Figure collection entries
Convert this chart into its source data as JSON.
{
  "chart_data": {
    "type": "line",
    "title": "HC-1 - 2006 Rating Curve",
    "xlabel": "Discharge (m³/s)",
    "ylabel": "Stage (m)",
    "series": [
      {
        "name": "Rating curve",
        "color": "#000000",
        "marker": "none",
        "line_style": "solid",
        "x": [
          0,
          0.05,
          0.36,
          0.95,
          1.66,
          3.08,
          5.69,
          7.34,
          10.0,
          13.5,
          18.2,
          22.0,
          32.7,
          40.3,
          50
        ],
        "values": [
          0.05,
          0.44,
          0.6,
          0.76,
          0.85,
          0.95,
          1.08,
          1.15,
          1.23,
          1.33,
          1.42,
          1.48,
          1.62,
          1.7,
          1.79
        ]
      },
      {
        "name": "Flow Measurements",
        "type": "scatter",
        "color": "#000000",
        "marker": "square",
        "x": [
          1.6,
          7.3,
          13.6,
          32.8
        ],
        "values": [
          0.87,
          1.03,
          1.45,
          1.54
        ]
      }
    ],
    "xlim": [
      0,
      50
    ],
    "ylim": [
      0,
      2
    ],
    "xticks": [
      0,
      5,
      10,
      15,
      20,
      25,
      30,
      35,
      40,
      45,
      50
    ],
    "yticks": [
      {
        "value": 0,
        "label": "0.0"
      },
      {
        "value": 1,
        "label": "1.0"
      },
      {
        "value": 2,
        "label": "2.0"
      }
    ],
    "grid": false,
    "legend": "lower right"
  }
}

• _Objective_
List every line above containing the word "name".

• _Written solution_
        "name": "Rating curve",
        "name": "Flow Measurements",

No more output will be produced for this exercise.